Output every record word for word.

Dataset records:
☆ ☆ ☆ ☆
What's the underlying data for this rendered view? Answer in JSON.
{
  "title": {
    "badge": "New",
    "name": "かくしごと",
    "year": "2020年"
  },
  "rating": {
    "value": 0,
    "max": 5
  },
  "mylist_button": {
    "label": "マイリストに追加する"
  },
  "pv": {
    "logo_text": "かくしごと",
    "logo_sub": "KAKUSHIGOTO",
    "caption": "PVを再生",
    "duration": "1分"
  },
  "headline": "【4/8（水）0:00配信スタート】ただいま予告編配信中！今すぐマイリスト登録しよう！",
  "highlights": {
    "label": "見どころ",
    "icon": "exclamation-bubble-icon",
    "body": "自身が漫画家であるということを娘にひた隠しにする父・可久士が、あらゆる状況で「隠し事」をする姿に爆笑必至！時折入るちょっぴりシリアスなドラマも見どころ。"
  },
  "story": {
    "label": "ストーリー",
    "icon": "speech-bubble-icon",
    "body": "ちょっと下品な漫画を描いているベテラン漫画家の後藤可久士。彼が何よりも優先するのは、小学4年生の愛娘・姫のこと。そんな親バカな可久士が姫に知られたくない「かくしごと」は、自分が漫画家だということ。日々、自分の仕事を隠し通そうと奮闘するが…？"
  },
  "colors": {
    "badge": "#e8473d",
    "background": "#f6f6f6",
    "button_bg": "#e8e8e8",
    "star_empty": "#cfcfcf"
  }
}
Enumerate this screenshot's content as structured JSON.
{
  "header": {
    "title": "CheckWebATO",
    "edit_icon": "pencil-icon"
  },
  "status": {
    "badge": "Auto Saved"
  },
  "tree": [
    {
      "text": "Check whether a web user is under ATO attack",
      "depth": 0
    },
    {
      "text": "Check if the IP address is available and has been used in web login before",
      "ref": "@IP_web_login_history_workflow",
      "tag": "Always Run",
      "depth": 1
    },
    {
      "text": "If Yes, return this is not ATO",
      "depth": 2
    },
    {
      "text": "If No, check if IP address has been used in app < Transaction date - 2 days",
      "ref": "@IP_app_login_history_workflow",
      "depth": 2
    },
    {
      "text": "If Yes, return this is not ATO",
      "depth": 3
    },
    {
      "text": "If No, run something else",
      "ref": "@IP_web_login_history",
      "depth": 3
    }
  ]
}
☆ ☆ ☆ ☆
Correct response
What's the underlying data for this rendered view? Answer in JSON.
{
  "title": {
    "badge": "New",
    "name": "かくしごと",
    "year": "2020年"
  },
  "rating": {
    "value": 0,
    "max": 5
  },
  "mylist_button": {
    "label": "マイリストに追加する"
  },
  "pv": {
    "logo_text": "かくしごと",
    "logo_sub": "KAKUSHIGOTO",
    "caption": "PVを再生",
    "duration": "1分"
  },
  "headline": "【4/8（水）0:00配信スタート】ただいま予告編配信中！今すぐマイリスト登録しよう！",
  "highlights": {
    "label": "見どころ",
    "icon": "exclamation-bubble-icon",
    "body": "自身が漫画家であるということを娘にひた隠しにする父・可久士が、あらゆる状況で「隠し事」をする姿に爆笑必至！時折入るちょっぴりシリアスなドラマも見どころ。"
  },
  "story": {
    "label": "ストーリー",
    "icon": "speech-bubble-icon",
    "body": "ちょっと下品な漫画を描いているベテラン漫画家の後藤可久士。彼が何よりも優先するのは、小学4年生の愛娘・姫のこと。そんな親バカな可久士が姫に知られたくない「かくしごと」は、自分が漫画家だということ。日々、自分の仕事を隠し通そうと奮闘するが…？"
  },
  "colors": {
    "badge": "#e8473d",
    "background": "#f6f6f6",
    "button_bg": "#e8e8e8",
    "star_empty": "#cfcfcf"
  }
}
Enumerate this screenshot's content as structured JSON.
{
  "header": {
    "title": "CheckWebATO",
    "edit_icon": "pencil-icon"
  },
  "status": {
    "badge": "Auto Saved"
  },
  "tree": [
    {
      "text": "Check whether a web user is under ATO attack",
      "depth": 0
    },
    {
      "text": "Check if the IP address is available and has been used in web login before",
      "ref": "@IP_web_login_history_workflow",
      "tag": "Always Run",
      "depth": 1
    },
    {
      "text": "If Yes, return this is not ATO",
      "depth": 2
    },
    {
      "text": "If No, check if IP address has been used in app < Transaction date - 2 days",
      "ref": "@IP_app_login_history_workflow",
      "depth": 2
    },
    {
      "text": "If Yes, return this is not ATO",
      "depth": 3
    },
    {
      "text": "If No, run something else",
      "ref": "@IP_web_login_history",
      "depth": 3
    }
  ]
}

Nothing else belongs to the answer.